### Exercise
Nothing but the lines from the one containing "Type out the text in this image." through the last line should be written out, please, exactly as they stand.

### Supplied information
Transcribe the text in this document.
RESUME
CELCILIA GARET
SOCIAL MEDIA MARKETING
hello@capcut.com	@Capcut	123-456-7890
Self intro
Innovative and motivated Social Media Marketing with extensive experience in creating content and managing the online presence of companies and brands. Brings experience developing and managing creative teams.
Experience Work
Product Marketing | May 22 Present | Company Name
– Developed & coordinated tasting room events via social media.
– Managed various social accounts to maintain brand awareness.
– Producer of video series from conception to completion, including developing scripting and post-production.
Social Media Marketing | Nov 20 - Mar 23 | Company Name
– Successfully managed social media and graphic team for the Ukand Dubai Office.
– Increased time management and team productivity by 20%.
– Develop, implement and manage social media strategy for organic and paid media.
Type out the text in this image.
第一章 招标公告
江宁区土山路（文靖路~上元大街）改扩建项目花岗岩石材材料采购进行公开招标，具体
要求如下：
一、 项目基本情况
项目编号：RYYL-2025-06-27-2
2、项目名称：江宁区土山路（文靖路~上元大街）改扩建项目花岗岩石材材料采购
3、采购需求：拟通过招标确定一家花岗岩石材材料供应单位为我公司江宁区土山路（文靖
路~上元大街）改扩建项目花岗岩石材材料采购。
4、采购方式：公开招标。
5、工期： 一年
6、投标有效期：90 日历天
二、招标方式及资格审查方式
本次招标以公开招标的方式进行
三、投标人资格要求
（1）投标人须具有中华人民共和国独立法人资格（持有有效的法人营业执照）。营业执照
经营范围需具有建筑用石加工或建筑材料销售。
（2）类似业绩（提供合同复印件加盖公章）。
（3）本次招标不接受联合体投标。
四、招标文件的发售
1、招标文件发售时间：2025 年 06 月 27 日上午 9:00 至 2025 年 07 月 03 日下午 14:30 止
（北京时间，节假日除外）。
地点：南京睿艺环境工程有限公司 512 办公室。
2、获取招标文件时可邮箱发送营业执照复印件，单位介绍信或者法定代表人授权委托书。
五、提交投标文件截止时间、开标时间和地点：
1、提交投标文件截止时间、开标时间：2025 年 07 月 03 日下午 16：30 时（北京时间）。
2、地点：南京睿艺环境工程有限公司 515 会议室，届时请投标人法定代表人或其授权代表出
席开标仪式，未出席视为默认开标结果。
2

### Response to the task
Type out the text in this image.
第一章 招标公告
江宁区土山路（文靖路~上元大街）改扩建项目花岗岩石材材料采购进行公开招标，具体
要求如下：
一、 项目基本情况
项目编号：RYYL-2025-06-27-2
2、项目名称：江宁区土山路（文靖路~上元大街）改扩建项目花岗岩石材材料采购
3、采购需求：拟通过招标确定一家花岗岩石材材料供应单位为我公司江宁区土山路（文靖
路~上元大街）改扩建项目花岗岩石材材料采购。
4、采购方式：公开招标。
5、工期： 一年
6、投标有效期：90 日历天
二、招标方式及资格审查方式
本次招标以公开招标的方式进行
三、投标人资格要求
（1）投标人须具有中华人民共和国独立法人资格（持有有效的法人营业执照）。营业执照
经营范围需具有建筑用石加工或建筑材料销售。
（2）类似业绩（提供合同复印件加盖公章）。
（3）本次招标不接受联合体投标。
四、招标文件的发售
1、招标文件发售时间：2025 年 06 月 27 日上午 9:00 至 2025 年 07 月 03 日下午 14:30 止
（北京时间，节假日除外）。
地点：南京睿艺环境工程有限公司 512 办公室。
2、获取招标文件时可邮箱发送营业执照复印件，单位介绍信或者法定代表人授权委托书。
五、提交投标文件截止时间、开标时间和地点：
1、提交投标文件截止时间、开标时间：2025 年 07 月 03 日下午 16：30 时（北京时间）。
2、地点：南京睿艺环境工程有限公司 515 会议室，届时请投标人法定代表人或其授权代表出
席开标仪式，未出席视为默认开标结果。
2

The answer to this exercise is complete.